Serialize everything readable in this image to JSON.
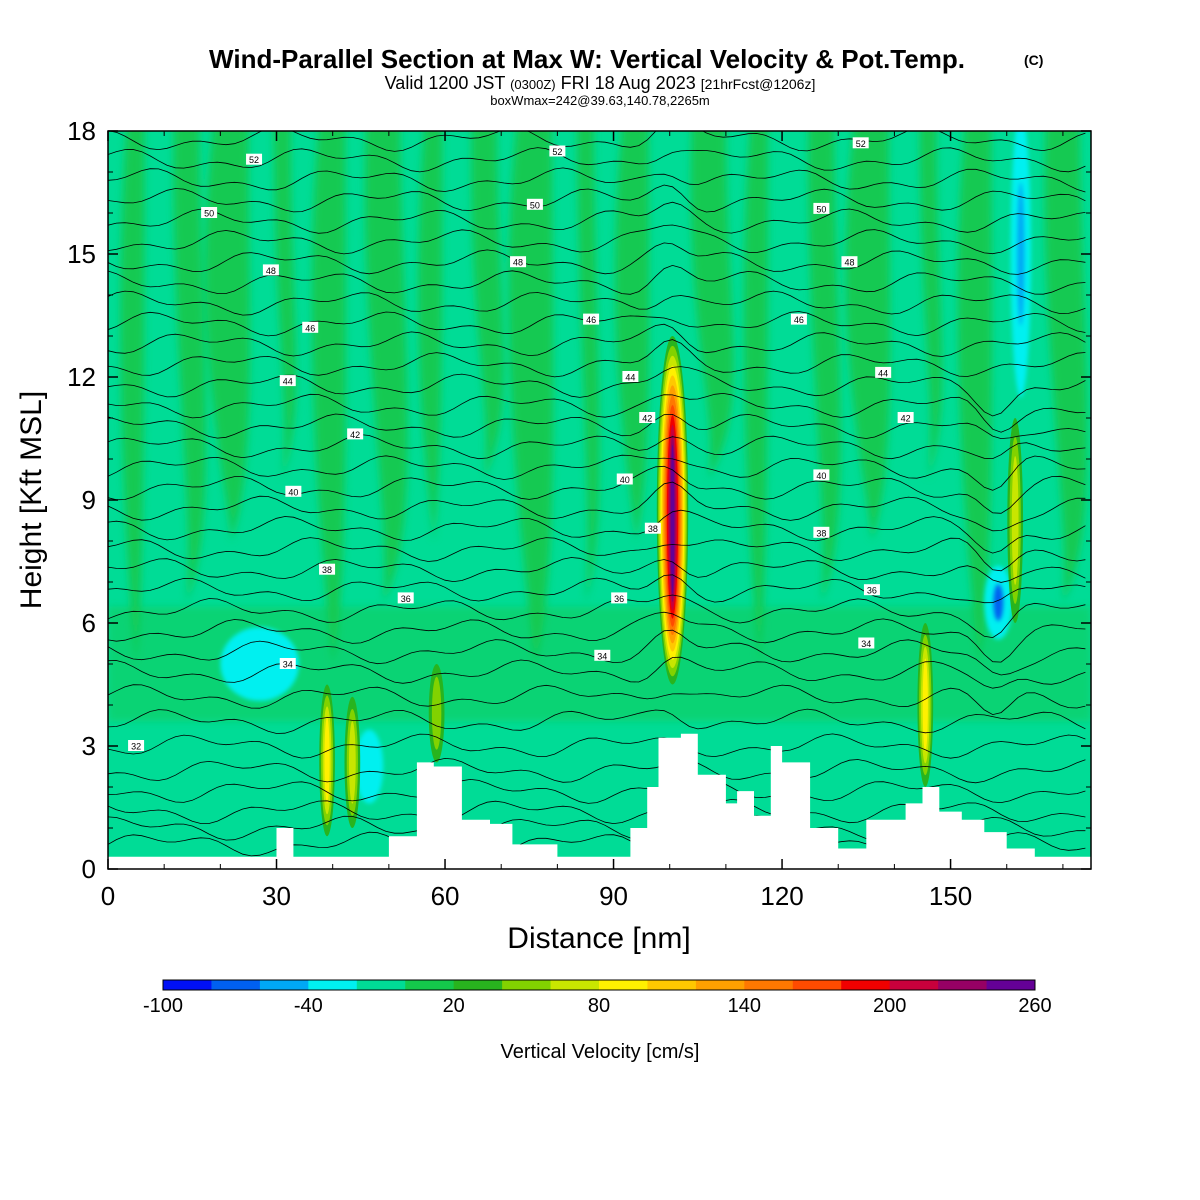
{
  "chart_data": {
    "type": "heatmap",
    "title": "Wind-Parallel Section at Max W: Vertical Velocity & Pot.Temp.",
    "title_mark": "(C)",
    "subtitle": {
      "valid": "Valid 1200 JST",
      "utc": "(0300Z)",
      "date": "FRI 18 Aug 2023",
      "forecast": "[21hrFcst@1206z]"
    },
    "box_wmax": "boxWmax=242@39.63,140.78,2265m",
    "xlabel": "Distance [nm]",
    "ylabel": "Height [Kft MSL]",
    "xlim": [
      0,
      175
    ],
    "ylim": [
      0,
      18
    ],
    "x_ticks": [
      "0",
      "30",
      "60",
      "90",
      "120",
      "150"
    ],
    "y_ticks": [
      "0",
      "3",
      "6",
      "9",
      "12",
      "15",
      "18"
    ],
    "colorbar": {
      "label": "Vertical Velocity [cm/s]",
      "min": -100,
      "max": 260,
      "step": 20,
      "tick_labels": [
        "-100",
        "-40",
        "20",
        "80",
        "140",
        "200",
        "260"
      ],
      "colors": [
        "#0010f5",
        "#0060f0",
        "#00a8f5",
        "#00f0f0",
        "#00dc96",
        "#14c84b",
        "#28b41e",
        "#82d200",
        "#c8e600",
        "#fff000",
        "#ffc800",
        "#ffa000",
        "#ff7800",
        "#ff4b00",
        "#f00000",
        "#c8003c",
        "#960064",
        "#640096"
      ]
    },
    "background_range": "0 to 20",
    "terrain_profile": {
      "x": [
        0,
        20,
        30,
        33,
        38,
        44,
        50,
        55,
        58,
        63,
        68,
        72,
        80,
        85,
        90,
        93,
        96,
        98,
        102,
        105,
        110,
        112,
        115,
        118,
        120,
        125,
        130,
        135,
        142,
        145,
        148,
        152,
        156,
        160,
        165,
        175
      ],
      "z": [
        0.3,
        0.3,
        1.0,
        0.3,
        0.3,
        0.3,
        0.8,
        2.6,
        2.5,
        1.2,
        1.1,
        0.6,
        0.3,
        0.3,
        0.3,
        1.0,
        2.0,
        3.2,
        3.3,
        2.3,
        1.6,
        1.9,
        1.3,
        3.0,
        2.6,
        1.0,
        0.5,
        1.2,
        1.6,
        2.0,
        1.4,
        1.2,
        0.9,
        0.5,
        0.3,
        0.3
      ]
    },
    "updrafts": [
      {
        "x": 100.5,
        "z_bottom": 4.5,
        "z_top": 13.0,
        "peak": 242,
        "peak_z": 8.5
      },
      {
        "x": 39.0,
        "z_bottom": 0.8,
        "z_top": 4.5,
        "peak": 80
      },
      {
        "x": 43.5,
        "z_bottom": 1.0,
        "z_top": 4.2,
        "peak": 60
      },
      {
        "x": 58.5,
        "z_bottom": 2.6,
        "z_top": 5.0,
        "peak": 50
      },
      {
        "x": 145.5,
        "z_bottom": 2.0,
        "z_top": 6.0,
        "peak": 90
      },
      {
        "x": 161.5,
        "z_bottom": 6.0,
        "z_top": 11.0,
        "peak": 60
      }
    ],
    "downdrafts": [
      {
        "x": 27.0,
        "z": 5.0,
        "peak": -40
      },
      {
        "x": 46.5,
        "z": 2.5,
        "peak": -30
      },
      {
        "x": 158.5,
        "z": 6.5,
        "peak": -80
      },
      {
        "x": 162.5,
        "z": 15.0,
        "peak": -60
      }
    ],
    "theta_contours": [
      {
        "label": "32",
        "x": 5,
        "z": 3.0
      },
      {
        "label": "34",
        "x": 32,
        "z": 5.0
      },
      {
        "label": "34",
        "x": 88,
        "z": 5.2
      },
      {
        "label": "34",
        "x": 135,
        "z": 5.5
      },
      {
        "label": "36",
        "x": 53,
        "z": 6.6
      },
      {
        "label": "36",
        "x": 91,
        "z": 6.6
      },
      {
        "label": "36",
        "x": 136,
        "z": 6.8
      },
      {
        "label": "38",
        "x": 39,
        "z": 7.3
      },
      {
        "label": "38",
        "x": 97,
        "z": 8.3
      },
      {
        "label": "38",
        "x": 127,
        "z": 8.2
      },
      {
        "label": "40",
        "x": 33,
        "z": 9.2
      },
      {
        "label": "40",
        "x": 92,
        "z": 9.5
      },
      {
        "label": "40",
        "x": 127,
        "z": 9.6
      },
      {
        "label": "42",
        "x": 44,
        "z": 10.6
      },
      {
        "label": "42",
        "x": 96,
        "z": 11.0
      },
      {
        "label": "42",
        "x": 142,
        "z": 11.0
      },
      {
        "label": "44",
        "x": 32,
        "z": 11.9
      },
      {
        "label": "44",
        "x": 93,
        "z": 12.0
      },
      {
        "label": "44",
        "x": 138,
        "z": 12.1
      },
      {
        "label": "46",
        "x": 36,
        "z": 13.2
      },
      {
        "label": "46",
        "x": 86,
        "z": 13.4
      },
      {
        "label": "46",
        "x": 123,
        "z": 13.4
      },
      {
        "label": "48",
        "x": 29,
        "z": 14.6
      },
      {
        "label": "48",
        "x": 73,
        "z": 14.8
      },
      {
        "label": "48",
        "x": 132,
        "z": 14.8
      },
      {
        "label": "50",
        "x": 18,
        "z": 16.0
      },
      {
        "label": "50",
        "x": 76,
        "z": 16.2
      },
      {
        "label": "50",
        "x": 127,
        "z": 16.1
      },
      {
        "label": "52",
        "x": 26,
        "z": 17.3
      },
      {
        "label": "52",
        "x": 80,
        "z": 17.5
      },
      {
        "label": "52",
        "x": 134,
        "z": 17.7
      }
    ]
  }
}
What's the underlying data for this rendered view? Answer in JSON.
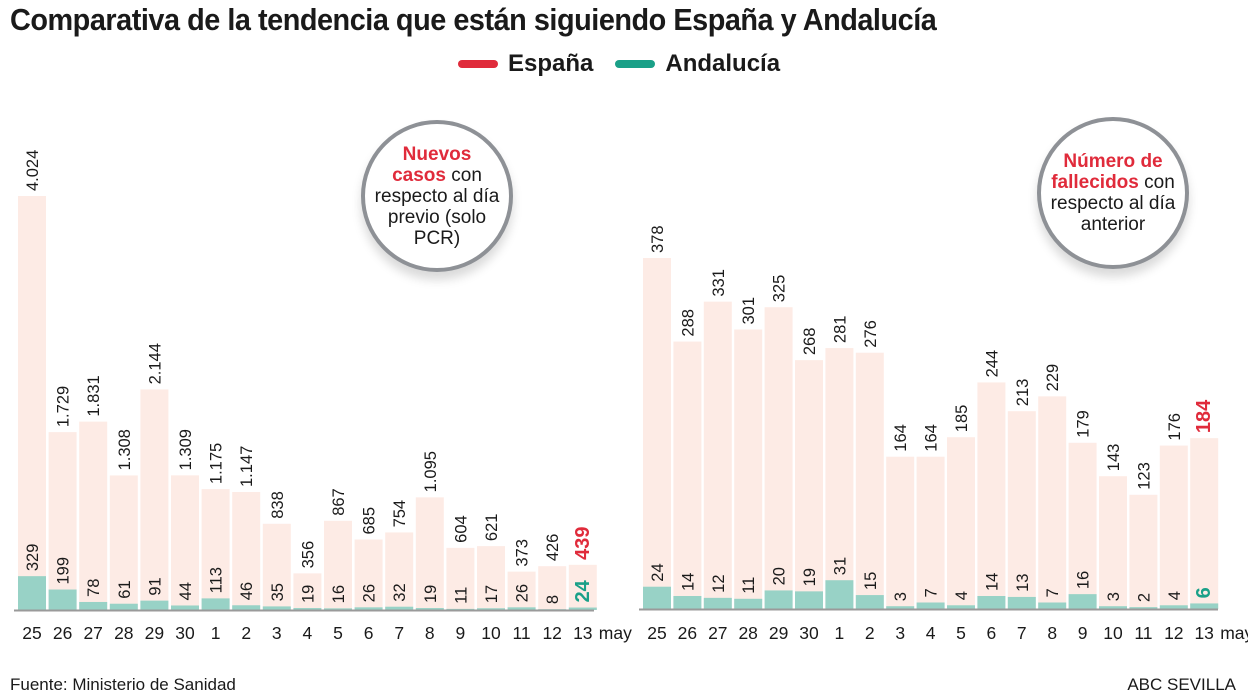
{
  "title": "Comparativa de la tendencia que están siguiendo España y Andalucía",
  "legend": [
    {
      "name": "España",
      "color": "#e02b3b"
    },
    {
      "name": "Andalucía",
      "color": "#1aa088"
    }
  ],
  "footer": {
    "source": "Fuente: Ministerio de Sanidad",
    "brand": "ABC SEVILLA"
  },
  "colors": {
    "espana_bar": "#fdebe5",
    "andalucia_bar": "#98d2c6",
    "espana_highlight": "#e02b3b",
    "andalucia_highlight": "#1aa088",
    "axis": "#9a9a9a"
  },
  "chart_data": [
    {
      "type": "bar",
      "badge": {
        "bold": "Nuevos casos",
        "rest": " con respecto al día previo (solo PCR)"
      },
      "categories": [
        "25",
        "26",
        "27",
        "28",
        "29",
        "30",
        "1",
        "2",
        "3",
        "4",
        "5",
        "6",
        "7",
        "8",
        "9",
        "10",
        "11",
        "12",
        "13"
      ],
      "x_suffix": "may",
      "series": [
        {
          "name": "España",
          "values": [
            4024,
            1729,
            1831,
            1308,
            2144,
            1309,
            1175,
            1147,
            838,
            356,
            867,
            685,
            754,
            1095,
            604,
            621,
            373,
            426,
            439
          ],
          "labels": [
            "4.024",
            "1.729",
            "1.831",
            "1.308",
            "2.144",
            "1.309",
            "1.175",
            "1.147",
            "838",
            "356",
            "867",
            "685",
            "754",
            "1.095",
            "604",
            "621",
            "373",
            "426",
            "439"
          ]
        },
        {
          "name": "Andalucía",
          "values": [
            329,
            199,
            78,
            61,
            91,
            44,
            113,
            46,
            35,
            19,
            16,
            26,
            32,
            19,
            11,
            17,
            26,
            8,
            24
          ],
          "labels": [
            "329",
            "199",
            "78",
            "61",
            "91",
            "44",
            "113",
            "46",
            "35",
            "19",
            "16",
            "26",
            "32",
            "19",
            "11",
            "17",
            "26",
            "8",
            "24"
          ]
        }
      ],
      "overlay": true,
      "grid": false
    },
    {
      "type": "bar",
      "badge": {
        "bold": "Número de fallecidos",
        "rest": " con respecto al día anterior"
      },
      "categories": [
        "25",
        "26",
        "27",
        "28",
        "29",
        "30",
        "1",
        "2",
        "3",
        "4",
        "5",
        "6",
        "7",
        "8",
        "9",
        "10",
        "11",
        "12",
        "13"
      ],
      "x_suffix": "may",
      "series": [
        {
          "name": "España",
          "values": [
            378,
            288,
            331,
            301,
            325,
            268,
            281,
            276,
            164,
            164,
            185,
            244,
            213,
            229,
            179,
            143,
            123,
            176,
            184
          ],
          "labels": [
            "378",
            "288",
            "331",
            "301",
            "325",
            "268",
            "281",
            "276",
            "164",
            "164",
            "185",
            "244",
            "213",
            "229",
            "179",
            "143",
            "123",
            "176",
            "184"
          ]
        },
        {
          "name": "Andalucía",
          "values": [
            24,
            14,
            12,
            11,
            20,
            19,
            31,
            15,
            3,
            7,
            4,
            14,
            13,
            7,
            16,
            3,
            2,
            4,
            6
          ],
          "labels": [
            "24",
            "14",
            "12",
            "11",
            "20",
            "19",
            "31",
            "15",
            "3",
            "7",
            "4",
            "14",
            "13",
            "7",
            "16",
            "3",
            "2",
            "4",
            "6"
          ]
        }
      ],
      "overlay": true,
      "grid": false
    }
  ]
}
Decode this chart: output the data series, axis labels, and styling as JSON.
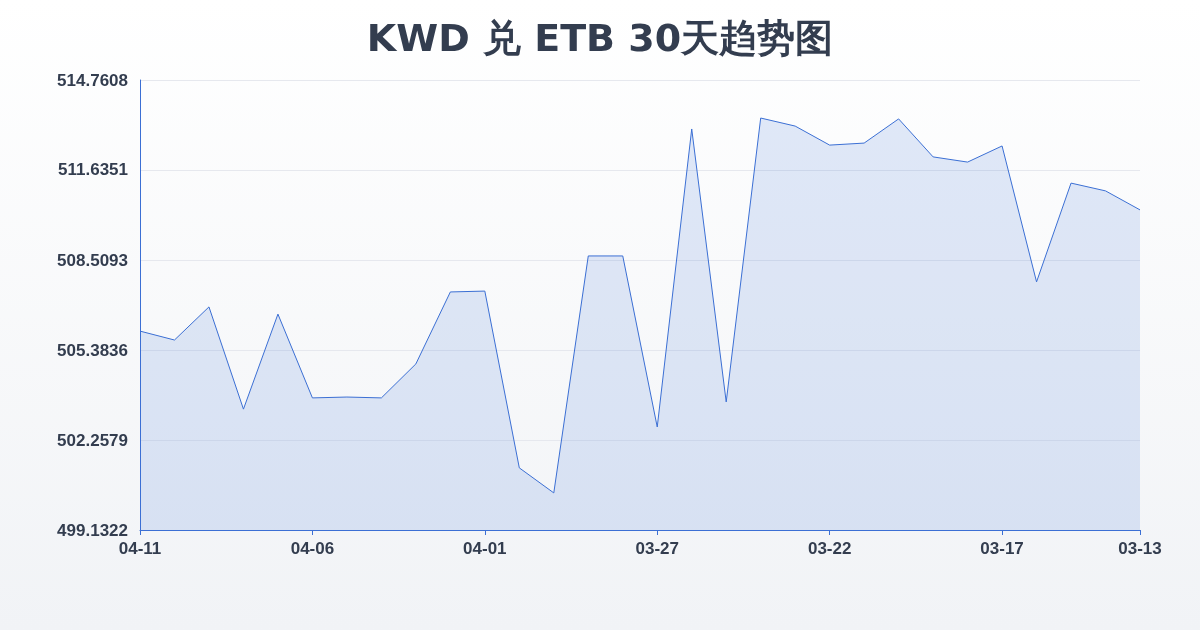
{
  "chart_data": {
    "type": "area",
    "title": "KWD 兑 ETB 30天趋势图",
    "categories": [
      "04-11",
      null,
      null,
      null,
      null,
      "04-06",
      null,
      null,
      null,
      null,
      "04-01",
      null,
      null,
      null,
      null,
      "03-27",
      null,
      null,
      null,
      null,
      "03-22",
      null,
      null,
      null,
      null,
      "03-17",
      null,
      null,
      null,
      "03-13"
    ],
    "series": [
      {
        "color": "#3b6fd4",
        "values": [
          506.04,
          505.73,
          506.88,
          503.33,
          506.63,
          503.72,
          503.75,
          503.72,
          504.9,
          507.4,
          507.43,
          501.29,
          500.42,
          508.65,
          508.65,
          502.71,
          513.06,
          503.58,
          513.44,
          513.16,
          512.5,
          512.57,
          513.41,
          512.09,
          511.91,
          512.47,
          507.75,
          511.18,
          510.91,
          510.25
        ]
      }
    ],
    "ylim": [
      499.1322,
      514.7608
    ],
    "yticks": [
      499.1322,
      502.2579,
      505.3836,
      508.5093,
      511.6351,
      514.7608
    ],
    "grid": "y",
    "marker": "none"
  }
}
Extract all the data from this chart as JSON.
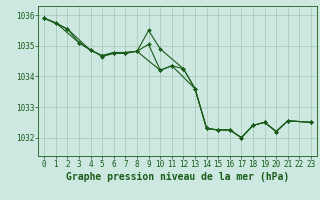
{
  "background_color": "#cce8e0",
  "grid_color": "#aaccbb",
  "line_color": "#1a5c1a",
  "marker_color": "#1a5c1a",
  "title": "Graphe pression niveau de la mer (hPa)",
  "title_fontsize": 7,
  "tick_fontsize": 5.5,
  "xlim": [
    -0.5,
    23.5
  ],
  "ylim": [
    1031.4,
    1036.3
  ],
  "yticks": [
    1032,
    1033,
    1034,
    1035,
    1036
  ],
  "xticks": [
    0,
    1,
    2,
    3,
    4,
    5,
    6,
    7,
    8,
    9,
    10,
    11,
    12,
    13,
    14,
    15,
    16,
    17,
    18,
    19,
    20,
    21,
    22,
    23
  ],
  "series": [
    {
      "x": [
        0,
        1,
        3,
        4,
        5,
        6,
        7,
        8,
        9,
        10,
        11,
        13,
        14,
        15,
        16,
        17,
        18,
        19,
        20,
        21,
        23
      ],
      "y": [
        1035.9,
        1035.75,
        1035.1,
        1034.85,
        1034.68,
        1034.78,
        1034.78,
        1034.82,
        1035.05,
        1034.2,
        1034.35,
        1033.6,
        1032.3,
        1032.25,
        1032.25,
        1032.0,
        1032.4,
        1032.5,
        1032.2,
        1032.55,
        1032.5
      ]
    },
    {
      "x": [
        0,
        2,
        4,
        5,
        6,
        7,
        8,
        10,
        11,
        12,
        13,
        14,
        15,
        16,
        17,
        18,
        19,
        20,
        21,
        23
      ],
      "y": [
        1035.9,
        1035.55,
        1034.85,
        1034.68,
        1034.78,
        1034.78,
        1034.82,
        1034.2,
        1034.35,
        1034.25,
        1033.6,
        1032.3,
        1032.25,
        1032.25,
        1032.0,
        1032.4,
        1032.5,
        1032.2,
        1032.55,
        1032.5
      ]
    },
    {
      "x": [
        0,
        1,
        2,
        3,
        5,
        6,
        7,
        8,
        9,
        10,
        12,
        13,
        14,
        15,
        16,
        17,
        18,
        19,
        20,
        21,
        23
      ],
      "y": [
        1035.9,
        1035.75,
        1035.55,
        1035.1,
        1034.65,
        1034.75,
        1034.75,
        1034.82,
        1035.5,
        1034.9,
        1034.25,
        1033.6,
        1032.3,
        1032.25,
        1032.25,
        1032.0,
        1032.4,
        1032.5,
        1032.2,
        1032.55,
        1032.5
      ]
    }
  ]
}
****************
PROBLEM TO WORK ON
Review the preceding data and report every line that includes the string "series".

FULL SOLUTION
      "series": [
      "series": [
Decode this chart: output the data series, axis labels, and styling as JSON.
    "series": [
  "series": [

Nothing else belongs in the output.